* _What you need to do_:
Locate every line in the records below that holds the word "très" and return each one.
## start Data for the task
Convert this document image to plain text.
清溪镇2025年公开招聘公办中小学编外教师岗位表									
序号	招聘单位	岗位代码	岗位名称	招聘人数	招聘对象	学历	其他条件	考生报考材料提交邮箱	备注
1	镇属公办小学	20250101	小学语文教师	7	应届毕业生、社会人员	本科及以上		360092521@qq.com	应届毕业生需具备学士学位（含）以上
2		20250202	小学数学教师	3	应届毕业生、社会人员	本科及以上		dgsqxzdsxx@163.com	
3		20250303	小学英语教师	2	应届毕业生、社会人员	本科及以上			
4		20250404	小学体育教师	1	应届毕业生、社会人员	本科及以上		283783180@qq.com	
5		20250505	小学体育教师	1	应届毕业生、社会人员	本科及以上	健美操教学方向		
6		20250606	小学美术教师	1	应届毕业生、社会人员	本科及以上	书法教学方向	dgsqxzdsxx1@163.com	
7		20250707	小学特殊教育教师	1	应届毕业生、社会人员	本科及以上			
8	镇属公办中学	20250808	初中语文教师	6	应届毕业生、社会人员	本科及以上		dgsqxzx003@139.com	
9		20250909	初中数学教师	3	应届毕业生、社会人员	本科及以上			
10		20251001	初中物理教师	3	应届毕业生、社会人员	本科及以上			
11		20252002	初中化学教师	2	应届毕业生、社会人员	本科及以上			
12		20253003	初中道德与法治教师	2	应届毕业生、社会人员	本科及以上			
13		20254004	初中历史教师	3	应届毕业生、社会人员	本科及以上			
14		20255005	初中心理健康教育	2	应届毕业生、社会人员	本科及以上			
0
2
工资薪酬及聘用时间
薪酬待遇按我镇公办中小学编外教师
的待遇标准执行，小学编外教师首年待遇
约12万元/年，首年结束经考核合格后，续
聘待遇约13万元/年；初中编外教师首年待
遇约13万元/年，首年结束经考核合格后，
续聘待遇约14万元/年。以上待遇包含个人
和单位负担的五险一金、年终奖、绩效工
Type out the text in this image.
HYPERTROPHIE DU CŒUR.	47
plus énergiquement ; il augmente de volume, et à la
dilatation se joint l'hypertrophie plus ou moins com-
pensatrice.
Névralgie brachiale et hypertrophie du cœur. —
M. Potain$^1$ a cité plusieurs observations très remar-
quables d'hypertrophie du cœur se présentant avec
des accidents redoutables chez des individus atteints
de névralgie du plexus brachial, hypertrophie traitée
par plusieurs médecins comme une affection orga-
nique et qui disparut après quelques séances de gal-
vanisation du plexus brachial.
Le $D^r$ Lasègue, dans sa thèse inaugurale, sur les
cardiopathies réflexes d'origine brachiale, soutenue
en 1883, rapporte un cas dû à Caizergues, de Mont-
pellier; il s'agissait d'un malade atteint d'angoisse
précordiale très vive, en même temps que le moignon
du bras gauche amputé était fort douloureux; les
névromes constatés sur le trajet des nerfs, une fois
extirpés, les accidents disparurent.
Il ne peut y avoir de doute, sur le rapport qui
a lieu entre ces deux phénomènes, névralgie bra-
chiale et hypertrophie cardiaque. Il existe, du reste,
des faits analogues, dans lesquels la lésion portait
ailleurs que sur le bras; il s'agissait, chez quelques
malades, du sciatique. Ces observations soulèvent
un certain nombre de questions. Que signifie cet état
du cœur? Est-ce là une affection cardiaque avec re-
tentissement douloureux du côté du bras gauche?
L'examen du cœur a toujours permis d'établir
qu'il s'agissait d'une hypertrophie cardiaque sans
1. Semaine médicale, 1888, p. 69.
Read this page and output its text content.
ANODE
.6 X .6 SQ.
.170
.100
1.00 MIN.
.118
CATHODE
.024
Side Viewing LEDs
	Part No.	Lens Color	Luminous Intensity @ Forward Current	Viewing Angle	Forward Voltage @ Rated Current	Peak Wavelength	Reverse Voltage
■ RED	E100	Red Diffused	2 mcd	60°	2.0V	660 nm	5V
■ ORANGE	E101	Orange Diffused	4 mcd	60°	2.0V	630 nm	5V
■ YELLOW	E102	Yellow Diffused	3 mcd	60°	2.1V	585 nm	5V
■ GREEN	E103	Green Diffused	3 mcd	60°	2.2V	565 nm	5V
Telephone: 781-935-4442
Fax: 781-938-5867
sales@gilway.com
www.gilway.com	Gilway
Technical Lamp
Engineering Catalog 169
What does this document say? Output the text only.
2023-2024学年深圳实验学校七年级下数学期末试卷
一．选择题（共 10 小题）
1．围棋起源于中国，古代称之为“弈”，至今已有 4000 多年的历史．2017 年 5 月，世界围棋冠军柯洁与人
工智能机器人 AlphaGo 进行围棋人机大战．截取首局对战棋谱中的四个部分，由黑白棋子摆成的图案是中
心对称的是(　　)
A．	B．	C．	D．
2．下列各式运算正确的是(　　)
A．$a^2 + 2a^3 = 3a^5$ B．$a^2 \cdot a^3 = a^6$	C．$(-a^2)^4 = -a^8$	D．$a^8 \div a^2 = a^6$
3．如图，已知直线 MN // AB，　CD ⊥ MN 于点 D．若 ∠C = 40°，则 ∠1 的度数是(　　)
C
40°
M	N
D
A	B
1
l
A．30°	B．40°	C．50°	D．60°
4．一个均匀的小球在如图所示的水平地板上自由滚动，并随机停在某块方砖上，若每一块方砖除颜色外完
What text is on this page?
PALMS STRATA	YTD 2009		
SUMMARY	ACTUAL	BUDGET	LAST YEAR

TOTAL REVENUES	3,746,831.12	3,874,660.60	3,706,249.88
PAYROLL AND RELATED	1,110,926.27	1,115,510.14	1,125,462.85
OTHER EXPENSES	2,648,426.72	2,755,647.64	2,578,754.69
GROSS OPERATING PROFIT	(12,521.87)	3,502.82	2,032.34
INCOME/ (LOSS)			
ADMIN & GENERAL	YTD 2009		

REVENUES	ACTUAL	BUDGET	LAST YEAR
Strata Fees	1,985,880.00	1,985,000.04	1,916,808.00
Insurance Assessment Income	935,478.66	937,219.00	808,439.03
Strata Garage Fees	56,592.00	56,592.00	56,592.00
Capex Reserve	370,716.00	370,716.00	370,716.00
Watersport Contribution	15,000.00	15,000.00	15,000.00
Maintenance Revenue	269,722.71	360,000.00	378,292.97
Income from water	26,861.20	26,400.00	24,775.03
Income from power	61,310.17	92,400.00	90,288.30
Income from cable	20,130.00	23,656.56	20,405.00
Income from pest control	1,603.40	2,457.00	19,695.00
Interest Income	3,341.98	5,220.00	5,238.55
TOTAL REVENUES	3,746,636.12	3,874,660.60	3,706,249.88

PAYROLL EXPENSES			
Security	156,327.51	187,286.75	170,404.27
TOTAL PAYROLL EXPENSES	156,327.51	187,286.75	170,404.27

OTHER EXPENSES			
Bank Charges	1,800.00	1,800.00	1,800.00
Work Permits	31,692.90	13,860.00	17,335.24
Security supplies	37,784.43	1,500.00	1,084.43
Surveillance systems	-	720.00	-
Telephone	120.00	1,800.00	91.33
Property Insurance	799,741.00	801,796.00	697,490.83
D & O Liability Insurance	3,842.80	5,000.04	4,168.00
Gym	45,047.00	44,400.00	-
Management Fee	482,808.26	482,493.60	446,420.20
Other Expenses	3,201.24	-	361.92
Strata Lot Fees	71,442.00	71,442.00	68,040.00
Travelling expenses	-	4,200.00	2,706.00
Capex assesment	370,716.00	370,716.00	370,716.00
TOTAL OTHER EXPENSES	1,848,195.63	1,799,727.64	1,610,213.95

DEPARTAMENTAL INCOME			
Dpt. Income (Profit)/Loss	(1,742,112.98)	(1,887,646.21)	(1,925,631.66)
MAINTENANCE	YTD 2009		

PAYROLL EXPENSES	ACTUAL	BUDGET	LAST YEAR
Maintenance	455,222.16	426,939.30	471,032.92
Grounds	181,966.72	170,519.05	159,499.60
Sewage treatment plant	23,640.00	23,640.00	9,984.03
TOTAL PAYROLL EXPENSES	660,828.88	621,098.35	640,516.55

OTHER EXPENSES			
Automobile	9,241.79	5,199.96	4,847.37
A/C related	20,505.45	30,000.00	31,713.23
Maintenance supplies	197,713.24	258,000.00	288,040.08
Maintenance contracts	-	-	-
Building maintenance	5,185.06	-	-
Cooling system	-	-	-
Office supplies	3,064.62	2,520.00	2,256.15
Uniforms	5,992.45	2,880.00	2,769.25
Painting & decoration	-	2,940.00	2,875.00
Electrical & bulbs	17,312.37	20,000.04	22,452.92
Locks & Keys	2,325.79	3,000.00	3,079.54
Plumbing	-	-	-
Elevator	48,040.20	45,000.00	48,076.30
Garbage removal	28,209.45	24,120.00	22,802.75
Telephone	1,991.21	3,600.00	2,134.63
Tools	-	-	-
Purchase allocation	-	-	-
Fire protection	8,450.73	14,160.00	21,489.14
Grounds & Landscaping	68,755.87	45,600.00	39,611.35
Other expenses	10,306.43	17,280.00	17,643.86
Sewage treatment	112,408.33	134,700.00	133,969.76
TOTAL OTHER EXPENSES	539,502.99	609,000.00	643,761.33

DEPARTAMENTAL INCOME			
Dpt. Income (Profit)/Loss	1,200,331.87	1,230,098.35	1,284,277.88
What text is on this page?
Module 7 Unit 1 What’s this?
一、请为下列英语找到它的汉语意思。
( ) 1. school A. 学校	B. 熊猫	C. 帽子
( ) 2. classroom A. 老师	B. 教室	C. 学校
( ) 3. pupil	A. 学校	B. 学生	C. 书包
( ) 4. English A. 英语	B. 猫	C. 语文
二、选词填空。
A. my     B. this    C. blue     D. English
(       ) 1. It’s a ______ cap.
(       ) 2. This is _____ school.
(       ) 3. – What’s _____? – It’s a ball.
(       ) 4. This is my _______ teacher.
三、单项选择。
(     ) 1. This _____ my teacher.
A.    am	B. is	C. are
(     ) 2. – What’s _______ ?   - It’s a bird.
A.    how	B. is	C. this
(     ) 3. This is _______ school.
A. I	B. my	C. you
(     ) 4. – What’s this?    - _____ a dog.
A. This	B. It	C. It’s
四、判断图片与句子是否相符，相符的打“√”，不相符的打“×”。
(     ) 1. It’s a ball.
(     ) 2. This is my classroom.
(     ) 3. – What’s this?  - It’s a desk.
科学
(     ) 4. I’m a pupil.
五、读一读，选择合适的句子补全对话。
## end Data for the task
* _Problem solution_:
M. Potain$^1$ a cité plusieurs observations très remar-
précordiale très vive, en même temps que le moignon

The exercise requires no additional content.